Work instructions: Scan the lines and state how many carry "puntuales". Leave out everything but the number.
>>>>>
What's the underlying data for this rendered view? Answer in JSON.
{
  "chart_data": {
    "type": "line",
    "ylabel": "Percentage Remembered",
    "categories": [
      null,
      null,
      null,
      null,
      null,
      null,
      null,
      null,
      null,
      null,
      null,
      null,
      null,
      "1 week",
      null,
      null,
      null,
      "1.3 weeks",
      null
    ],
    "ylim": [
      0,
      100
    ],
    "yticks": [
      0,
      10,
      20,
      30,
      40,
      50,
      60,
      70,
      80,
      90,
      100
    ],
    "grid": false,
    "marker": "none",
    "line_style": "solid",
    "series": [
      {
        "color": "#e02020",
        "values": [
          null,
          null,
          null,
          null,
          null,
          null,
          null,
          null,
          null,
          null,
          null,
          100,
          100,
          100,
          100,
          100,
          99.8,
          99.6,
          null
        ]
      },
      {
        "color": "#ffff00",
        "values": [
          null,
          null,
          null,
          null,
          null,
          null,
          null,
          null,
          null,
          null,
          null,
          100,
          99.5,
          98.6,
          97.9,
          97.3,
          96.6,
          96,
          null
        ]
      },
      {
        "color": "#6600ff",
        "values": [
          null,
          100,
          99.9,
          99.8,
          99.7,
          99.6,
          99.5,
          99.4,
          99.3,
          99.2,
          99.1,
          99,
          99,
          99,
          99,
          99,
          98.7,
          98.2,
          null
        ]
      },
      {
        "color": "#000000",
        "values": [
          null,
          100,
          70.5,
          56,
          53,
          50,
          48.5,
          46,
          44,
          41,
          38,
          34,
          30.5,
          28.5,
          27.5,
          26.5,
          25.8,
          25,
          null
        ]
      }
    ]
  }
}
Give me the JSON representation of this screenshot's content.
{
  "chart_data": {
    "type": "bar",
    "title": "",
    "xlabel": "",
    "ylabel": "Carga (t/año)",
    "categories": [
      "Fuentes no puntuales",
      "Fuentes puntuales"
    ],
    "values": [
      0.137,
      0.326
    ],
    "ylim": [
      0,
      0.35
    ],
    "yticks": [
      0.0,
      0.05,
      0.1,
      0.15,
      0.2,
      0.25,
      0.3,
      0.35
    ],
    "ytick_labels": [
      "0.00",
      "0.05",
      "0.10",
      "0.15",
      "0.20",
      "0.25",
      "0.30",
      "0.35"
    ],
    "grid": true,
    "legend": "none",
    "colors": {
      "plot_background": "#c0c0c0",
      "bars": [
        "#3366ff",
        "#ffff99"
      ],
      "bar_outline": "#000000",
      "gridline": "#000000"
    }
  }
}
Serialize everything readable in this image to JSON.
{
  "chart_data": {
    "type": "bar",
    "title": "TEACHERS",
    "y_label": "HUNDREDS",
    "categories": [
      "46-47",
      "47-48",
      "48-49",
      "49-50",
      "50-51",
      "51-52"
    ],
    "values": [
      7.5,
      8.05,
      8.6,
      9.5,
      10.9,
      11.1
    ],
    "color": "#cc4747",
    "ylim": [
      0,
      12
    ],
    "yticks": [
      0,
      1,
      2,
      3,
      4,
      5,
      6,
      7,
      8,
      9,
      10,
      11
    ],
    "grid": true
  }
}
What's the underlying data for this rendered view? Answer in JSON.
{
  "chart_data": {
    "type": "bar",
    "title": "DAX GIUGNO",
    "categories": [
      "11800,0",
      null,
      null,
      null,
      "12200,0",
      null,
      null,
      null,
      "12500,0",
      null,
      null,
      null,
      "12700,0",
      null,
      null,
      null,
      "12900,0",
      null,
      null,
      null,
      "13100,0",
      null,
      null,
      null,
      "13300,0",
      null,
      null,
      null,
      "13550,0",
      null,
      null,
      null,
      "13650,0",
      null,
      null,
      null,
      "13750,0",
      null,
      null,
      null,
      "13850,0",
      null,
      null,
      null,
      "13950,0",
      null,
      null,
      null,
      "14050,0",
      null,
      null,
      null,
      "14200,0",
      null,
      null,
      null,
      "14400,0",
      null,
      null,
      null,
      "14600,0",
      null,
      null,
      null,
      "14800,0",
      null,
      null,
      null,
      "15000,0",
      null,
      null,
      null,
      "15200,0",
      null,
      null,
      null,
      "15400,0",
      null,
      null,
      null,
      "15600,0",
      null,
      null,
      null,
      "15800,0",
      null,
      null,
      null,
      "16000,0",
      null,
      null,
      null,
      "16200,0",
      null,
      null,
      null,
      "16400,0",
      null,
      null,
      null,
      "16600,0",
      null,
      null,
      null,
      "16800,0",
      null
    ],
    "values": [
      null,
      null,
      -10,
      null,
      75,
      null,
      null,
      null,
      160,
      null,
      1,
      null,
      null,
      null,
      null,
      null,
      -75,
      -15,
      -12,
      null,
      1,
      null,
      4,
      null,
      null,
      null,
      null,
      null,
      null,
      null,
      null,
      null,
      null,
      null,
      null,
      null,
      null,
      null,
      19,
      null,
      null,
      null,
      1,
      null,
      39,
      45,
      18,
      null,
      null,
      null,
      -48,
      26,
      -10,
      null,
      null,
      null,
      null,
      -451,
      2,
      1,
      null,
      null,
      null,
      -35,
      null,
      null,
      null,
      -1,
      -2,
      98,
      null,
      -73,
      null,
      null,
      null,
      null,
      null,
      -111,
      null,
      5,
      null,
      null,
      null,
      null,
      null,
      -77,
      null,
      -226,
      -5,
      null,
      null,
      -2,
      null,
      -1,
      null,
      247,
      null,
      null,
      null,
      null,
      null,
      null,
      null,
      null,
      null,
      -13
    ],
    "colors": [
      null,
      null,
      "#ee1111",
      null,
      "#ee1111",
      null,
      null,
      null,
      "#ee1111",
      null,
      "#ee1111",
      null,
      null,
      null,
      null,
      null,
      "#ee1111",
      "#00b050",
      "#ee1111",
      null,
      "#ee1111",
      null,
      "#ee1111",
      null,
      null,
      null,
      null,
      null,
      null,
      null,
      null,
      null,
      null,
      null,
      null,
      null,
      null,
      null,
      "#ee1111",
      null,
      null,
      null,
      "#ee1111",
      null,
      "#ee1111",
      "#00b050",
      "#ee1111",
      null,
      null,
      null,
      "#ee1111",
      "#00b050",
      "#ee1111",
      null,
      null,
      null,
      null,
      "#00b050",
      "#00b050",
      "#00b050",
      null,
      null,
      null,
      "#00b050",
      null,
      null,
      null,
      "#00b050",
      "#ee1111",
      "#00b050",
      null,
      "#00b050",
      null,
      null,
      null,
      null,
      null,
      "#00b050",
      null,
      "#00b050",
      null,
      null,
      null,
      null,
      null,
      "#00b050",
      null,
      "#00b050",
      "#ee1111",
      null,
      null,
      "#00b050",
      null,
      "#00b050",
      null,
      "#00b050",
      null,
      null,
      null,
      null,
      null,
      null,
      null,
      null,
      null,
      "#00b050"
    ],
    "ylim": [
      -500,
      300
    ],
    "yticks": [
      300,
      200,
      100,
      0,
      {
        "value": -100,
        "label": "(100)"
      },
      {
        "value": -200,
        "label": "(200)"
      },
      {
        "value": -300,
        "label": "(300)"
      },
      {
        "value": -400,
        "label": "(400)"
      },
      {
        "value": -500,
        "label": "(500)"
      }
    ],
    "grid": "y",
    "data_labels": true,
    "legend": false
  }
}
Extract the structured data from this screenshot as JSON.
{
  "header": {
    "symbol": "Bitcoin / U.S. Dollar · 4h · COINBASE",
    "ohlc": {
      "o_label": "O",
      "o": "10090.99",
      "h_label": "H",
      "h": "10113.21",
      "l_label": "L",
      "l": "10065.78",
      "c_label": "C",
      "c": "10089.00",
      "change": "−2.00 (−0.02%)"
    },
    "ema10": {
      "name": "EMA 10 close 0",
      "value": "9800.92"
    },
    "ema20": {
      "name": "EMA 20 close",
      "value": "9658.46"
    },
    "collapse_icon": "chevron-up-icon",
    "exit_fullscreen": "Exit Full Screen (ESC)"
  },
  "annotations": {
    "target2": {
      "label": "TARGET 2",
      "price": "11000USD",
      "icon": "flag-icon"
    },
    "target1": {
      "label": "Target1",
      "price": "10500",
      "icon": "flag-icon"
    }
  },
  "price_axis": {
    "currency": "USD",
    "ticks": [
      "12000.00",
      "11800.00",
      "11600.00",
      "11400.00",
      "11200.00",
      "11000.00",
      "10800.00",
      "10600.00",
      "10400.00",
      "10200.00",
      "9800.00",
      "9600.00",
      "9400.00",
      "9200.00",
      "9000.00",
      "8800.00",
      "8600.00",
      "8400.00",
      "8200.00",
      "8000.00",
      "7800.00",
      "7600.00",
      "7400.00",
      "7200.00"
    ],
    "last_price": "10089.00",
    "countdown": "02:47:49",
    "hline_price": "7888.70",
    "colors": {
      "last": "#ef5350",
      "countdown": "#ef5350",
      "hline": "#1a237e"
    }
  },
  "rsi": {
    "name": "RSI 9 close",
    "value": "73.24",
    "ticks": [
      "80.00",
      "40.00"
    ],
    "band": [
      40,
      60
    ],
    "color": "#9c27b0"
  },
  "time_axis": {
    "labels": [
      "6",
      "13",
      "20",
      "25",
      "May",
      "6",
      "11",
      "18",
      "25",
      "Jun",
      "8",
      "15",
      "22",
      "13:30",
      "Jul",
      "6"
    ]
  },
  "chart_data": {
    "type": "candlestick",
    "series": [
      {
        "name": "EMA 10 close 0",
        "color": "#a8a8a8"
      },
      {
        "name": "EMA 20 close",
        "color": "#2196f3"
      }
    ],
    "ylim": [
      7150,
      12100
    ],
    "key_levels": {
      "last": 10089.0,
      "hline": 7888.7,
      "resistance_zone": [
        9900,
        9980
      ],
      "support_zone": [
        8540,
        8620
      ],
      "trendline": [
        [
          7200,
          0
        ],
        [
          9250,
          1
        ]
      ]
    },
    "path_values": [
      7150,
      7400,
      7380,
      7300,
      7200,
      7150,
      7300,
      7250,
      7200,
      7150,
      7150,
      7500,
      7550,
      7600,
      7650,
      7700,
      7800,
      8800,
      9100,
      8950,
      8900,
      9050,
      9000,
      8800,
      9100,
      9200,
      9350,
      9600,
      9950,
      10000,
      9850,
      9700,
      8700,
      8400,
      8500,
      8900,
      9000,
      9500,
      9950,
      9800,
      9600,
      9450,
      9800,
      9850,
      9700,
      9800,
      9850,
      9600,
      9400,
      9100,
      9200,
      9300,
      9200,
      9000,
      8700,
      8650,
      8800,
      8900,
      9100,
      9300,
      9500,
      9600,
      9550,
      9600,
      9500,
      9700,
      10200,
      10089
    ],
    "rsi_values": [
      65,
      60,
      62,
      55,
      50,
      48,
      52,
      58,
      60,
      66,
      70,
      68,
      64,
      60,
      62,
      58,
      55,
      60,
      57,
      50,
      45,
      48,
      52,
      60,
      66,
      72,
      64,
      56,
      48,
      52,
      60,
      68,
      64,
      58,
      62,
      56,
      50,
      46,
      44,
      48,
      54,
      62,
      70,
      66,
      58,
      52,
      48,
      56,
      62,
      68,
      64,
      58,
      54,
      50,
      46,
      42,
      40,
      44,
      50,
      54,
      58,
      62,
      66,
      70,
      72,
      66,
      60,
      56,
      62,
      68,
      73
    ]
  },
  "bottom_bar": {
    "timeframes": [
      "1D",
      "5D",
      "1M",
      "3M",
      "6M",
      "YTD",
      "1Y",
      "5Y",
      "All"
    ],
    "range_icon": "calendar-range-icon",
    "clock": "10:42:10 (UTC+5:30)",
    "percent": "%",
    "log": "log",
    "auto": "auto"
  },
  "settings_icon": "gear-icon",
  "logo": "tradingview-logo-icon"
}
<<<<<
Correct result: 2